*Aim of the task:*
All lines in which the word "JSON" occurs are to be extracted.

*Data to use:*

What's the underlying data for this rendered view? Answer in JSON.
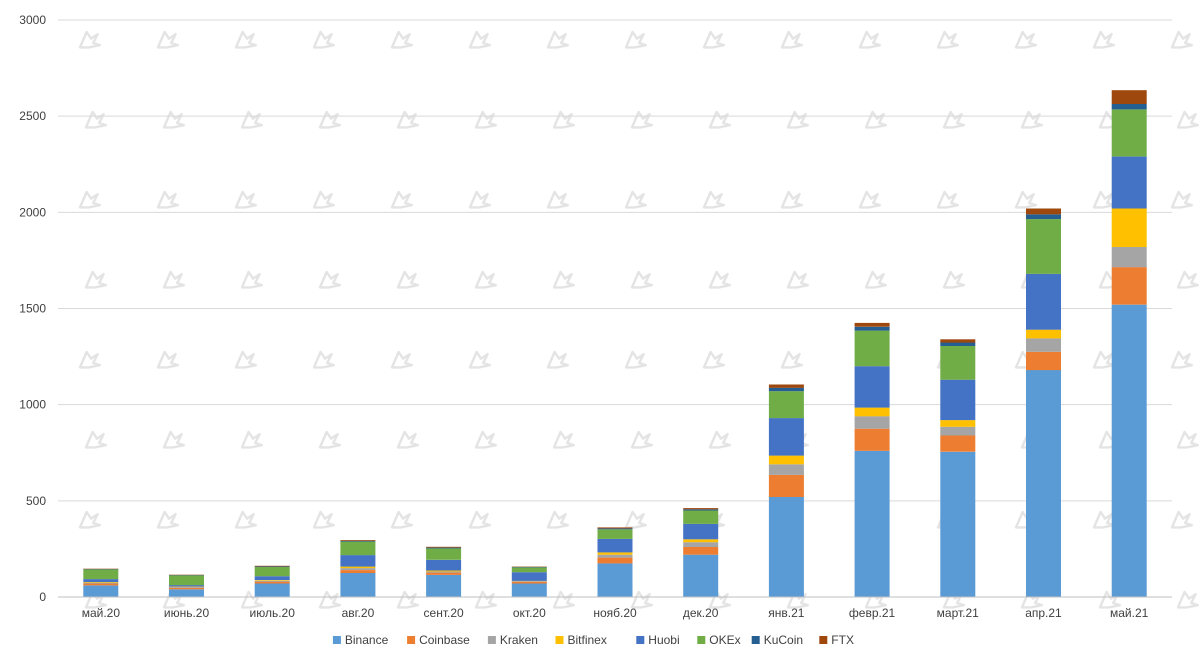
{
  "chart_data": {
    "type": "bar",
    "stacked": true,
    "categories": [
      "май.20",
      "июнь.20",
      "июль.20",
      "авг.20",
      "сент.20",
      "окт.20",
      "нояб.20",
      "дек.20",
      "янв.21",
      "февр.21",
      "март.21",
      "апр.21",
      "май.21"
    ],
    "ylim": [
      0,
      3000
    ],
    "yticks": [
      "0",
      "500",
      "1000",
      "1500",
      "2000",
      "2500",
      "3000"
    ],
    "grid": true,
    "legend_position": "bottom",
    "series": [
      {
        "name": "Binance",
        "color": "#5b9bd5",
        "values": [
          60,
          40,
          70,
          125,
          115,
          70,
          175,
          220,
          520,
          760,
          755,
          1180,
          1520
        ]
      },
      {
        "name": "Coinbase",
        "color": "#ed7d31",
        "values": [
          10,
          8,
          10,
          15,
          12,
          8,
          30,
          40,
          115,
          115,
          85,
          95,
          195
        ]
      },
      {
        "name": "Kraken",
        "color": "#a5a5a5",
        "values": [
          5,
          4,
          5,
          10,
          6,
          4,
          15,
          25,
          55,
          65,
          45,
          70,
          105
        ]
      },
      {
        "name": "Bitfinex",
        "color": "#ffc000",
        "values": [
          3,
          2,
          3,
          8,
          5,
          2,
          12,
          15,
          45,
          45,
          35,
          45,
          200
        ]
      },
      {
        "name": "Huobi",
        "color": "#4472c4",
        "values": [
          15,
          8,
          20,
          60,
          55,
          45,
          70,
          80,
          195,
          215,
          210,
          290,
          270
        ]
      },
      {
        "name": "OKEx",
        "color": "#70ad47",
        "values": [
          50,
          50,
          48,
          70,
          60,
          25,
          50,
          70,
          140,
          185,
          175,
          285,
          245
        ]
      },
      {
        "name": "KuCoin",
        "color": "#255e91",
        "values": [
          2,
          2,
          3,
          4,
          4,
          2,
          5,
          6,
          18,
          20,
          18,
          25,
          28
        ]
      },
      {
        "name": "FTX",
        "color": "#9e480e",
        "values": [
          2,
          2,
          3,
          4,
          4,
          2,
          5,
          6,
          17,
          20,
          17,
          30,
          72
        ]
      }
    ]
  }
}
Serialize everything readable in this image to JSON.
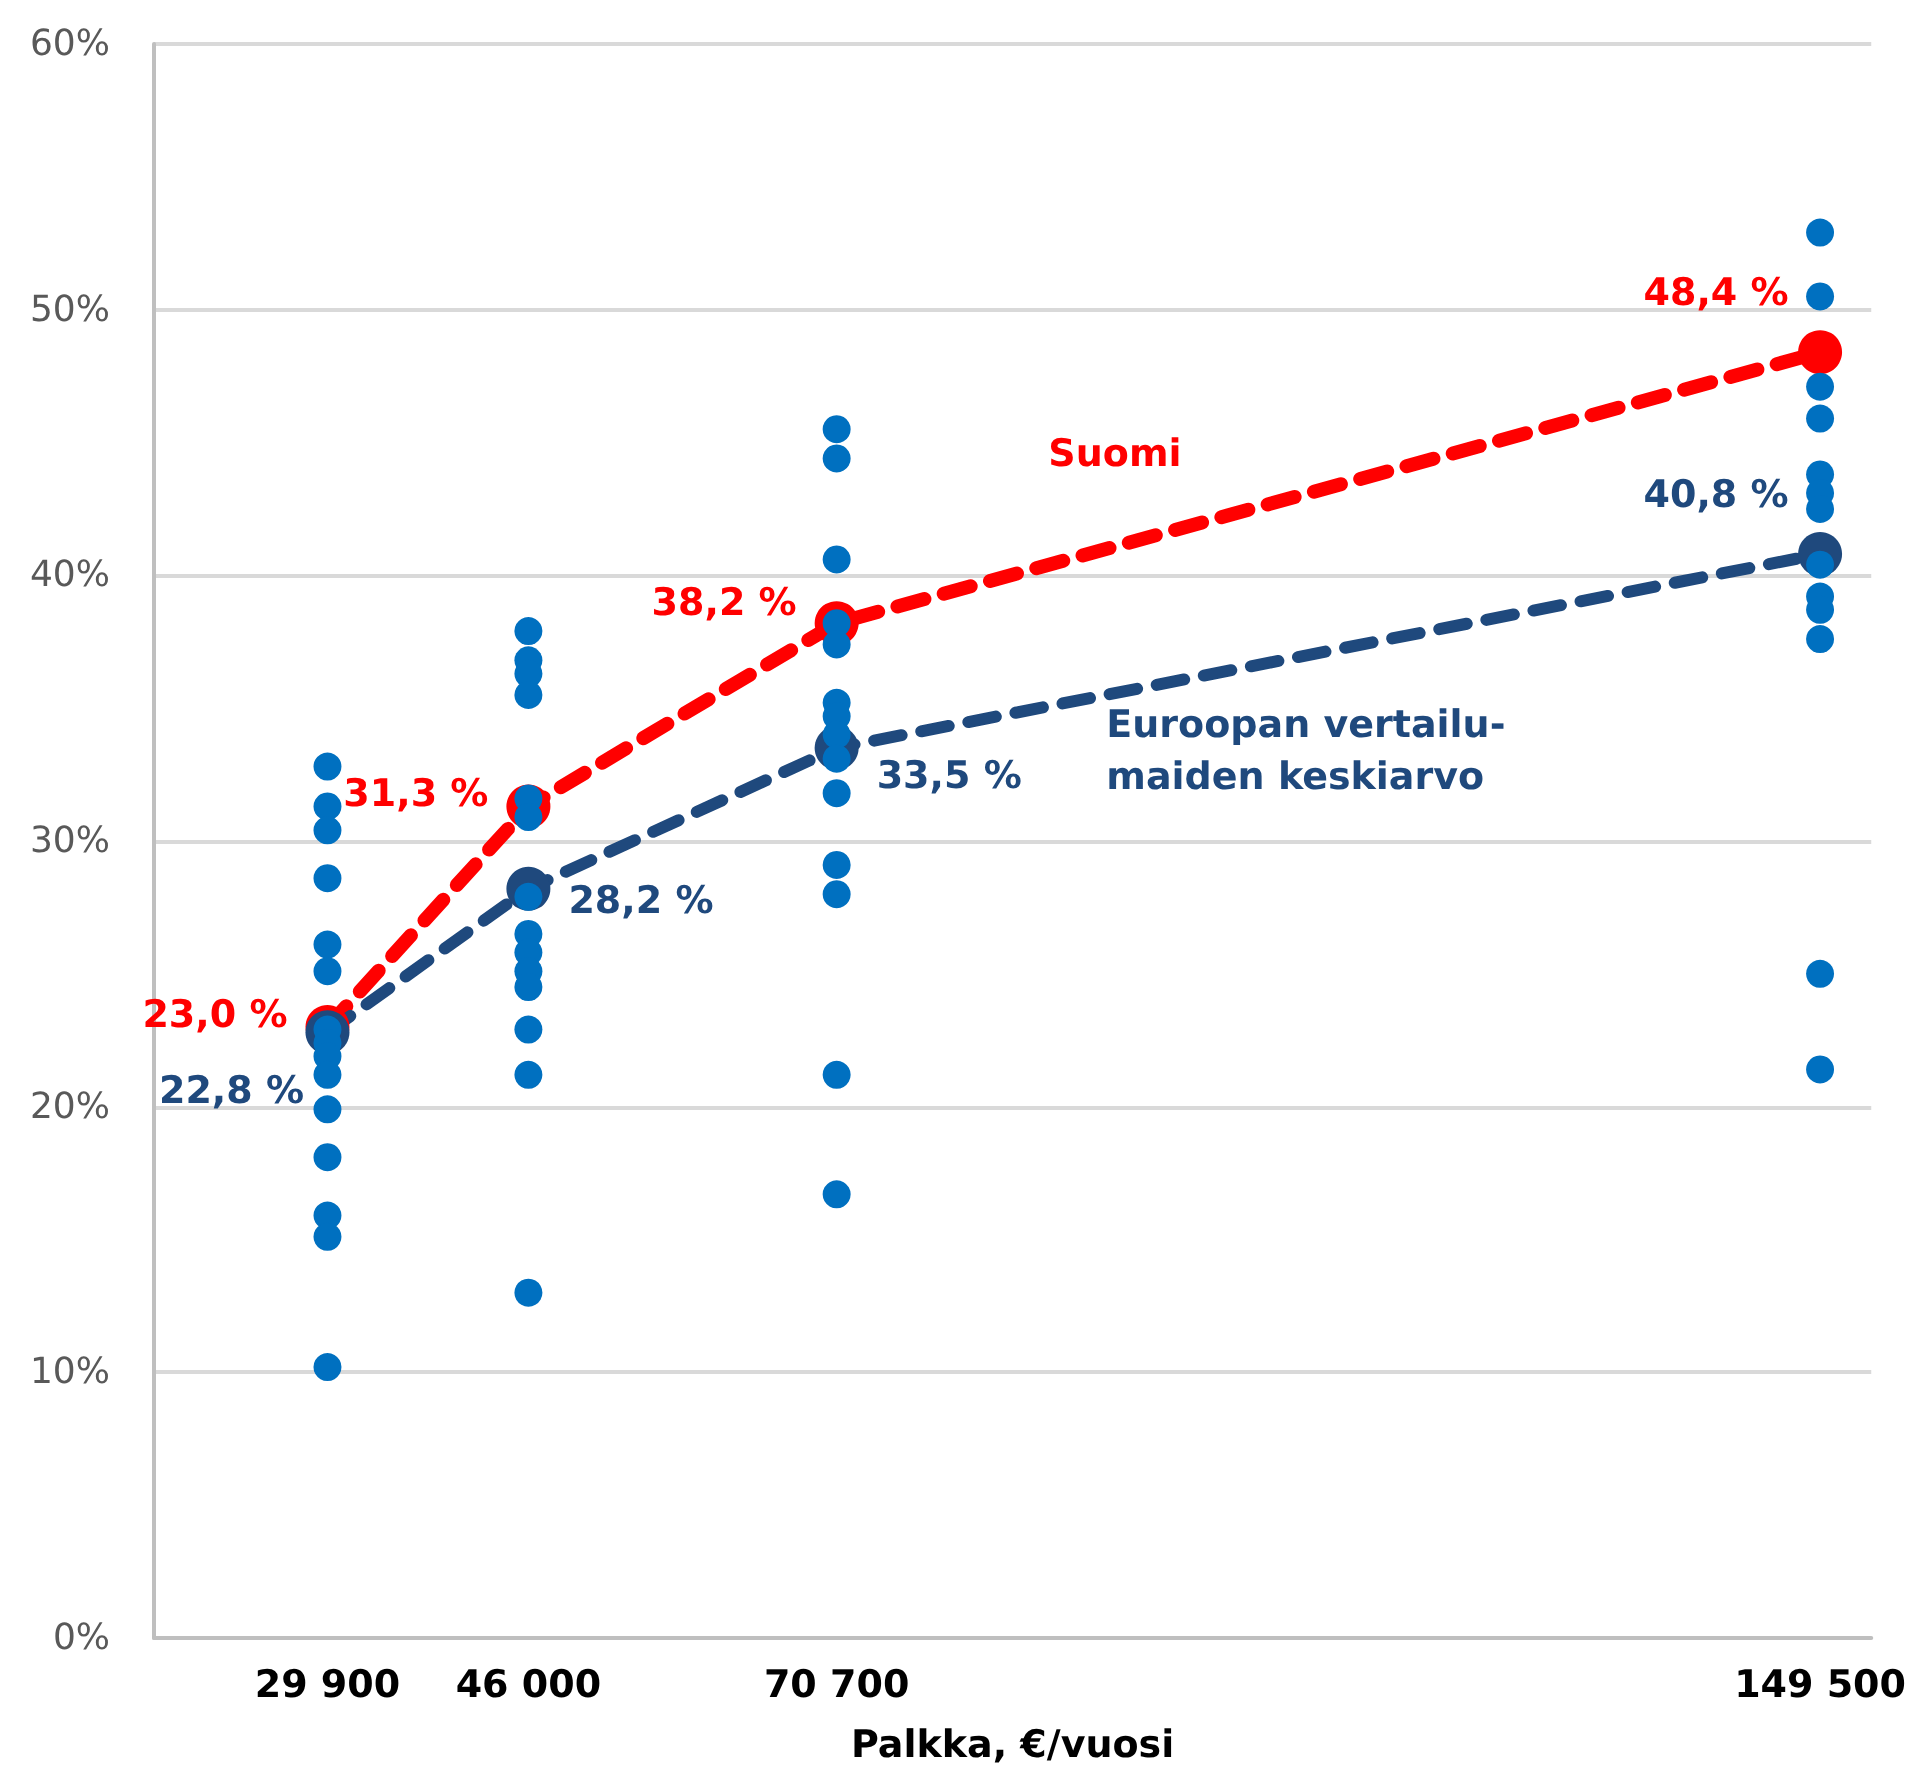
{
  "chart_data": {
    "type": "line",
    "xlabel": "Palkka, €/vuosi",
    "x": [
      29900,
      46000,
      70700,
      149500
    ],
    "xlim": [
      16000,
      153600
    ],
    "xticks": [
      {
        "value": 29900,
        "label": "29 900"
      },
      {
        "value": 46000,
        "label": "46 000"
      },
      {
        "value": 70700,
        "label": "70 700"
      },
      {
        "value": 149500,
        "label": "149 500"
      }
    ],
    "ylim": [
      0,
      60
    ],
    "yticks": [
      {
        "value": 0,
        "label": "0%"
      },
      {
        "value": 10,
        "label": "10%"
      },
      {
        "value": 20,
        "label": "20%"
      },
      {
        "value": 30,
        "label": "30%"
      },
      {
        "value": 40,
        "label": "40%"
      },
      {
        "value": 50,
        "label": "50%"
      },
      {
        "value": 60,
        "label": "60%"
      }
    ],
    "grid": "y",
    "legend": false,
    "line_style": "dashed",
    "marker": "circle",
    "series": [
      {
        "type": "scatter",
        "color": "#0070c0",
        "x": [
          29900,
          29900,
          29900,
          29900,
          29900,
          29900,
          29900,
          29900,
          29900,
          29900,
          29900,
          29900,
          29900,
          29900,
          29900,
          46000,
          46000,
          46000,
          46000,
          46000,
          46000,
          46000,
          46000,
          46000,
          46000,
          46000,
          46000,
          46000,
          46000,
          70700,
          70700,
          70700,
          70700,
          70700,
          70700,
          70700,
          70700,
          70700,
          70700,
          70700,
          70700,
          70700,
          70700,
          149500,
          149500,
          149500,
          149500,
          149500,
          149500,
          149500,
          149500,
          149500,
          149500,
          149500,
          149500,
          149500
        ],
        "values": [
          32.8,
          31.3,
          30.4,
          28.6,
          26.1,
          25.1,
          22.9,
          22.4,
          21.9,
          21.2,
          19.9,
          18.1,
          15.9,
          15.1,
          10.2,
          37.9,
          36.8,
          36.3,
          35.5,
          31.6,
          30.9,
          27.9,
          26.5,
          25.8,
          25.1,
          24.5,
          22.9,
          21.2,
          13.0,
          45.5,
          44.4,
          40.6,
          38.2,
          37.4,
          35.2,
          34.7,
          34.0,
          33.1,
          31.8,
          29.1,
          28.0,
          21.2,
          16.7,
          52.9,
          50.5,
          47.1,
          45.9,
          43.8,
          43.1,
          42.5,
          40.4,
          39.2,
          38.7,
          37.6,
          25.0,
          21.4
        ]
      },
      {
        "name": "Suomi",
        "color": "#ff0000",
        "values": [
          23.0,
          31.3,
          38.2,
          48.4
        ],
        "value_labels": [
          "23,0 %",
          "31,3 %",
          "38,2 %",
          "48,4 %"
        ]
      },
      {
        "name": "Euroopan vertailu-maiden keskiarvo",
        "color": "#1f497d",
        "values": [
          22.8,
          28.2,
          33.5,
          40.8
        ],
        "value_labels": [
          "22,8 %",
          "28,2 %",
          "33,5 %",
          "40,8 %"
        ]
      }
    ]
  }
}
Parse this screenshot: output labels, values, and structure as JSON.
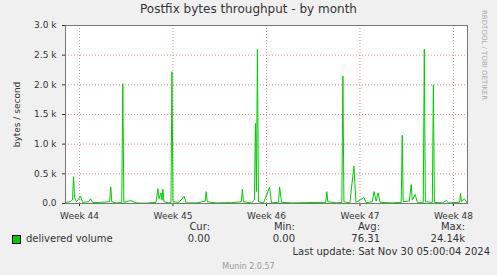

*Written solution:*
What's the underlying data for this rendered view? Answer in JSON.
Serialize everything readable in this image to JSON.
Parse this screenshot: output labels, values, and structure as JSON.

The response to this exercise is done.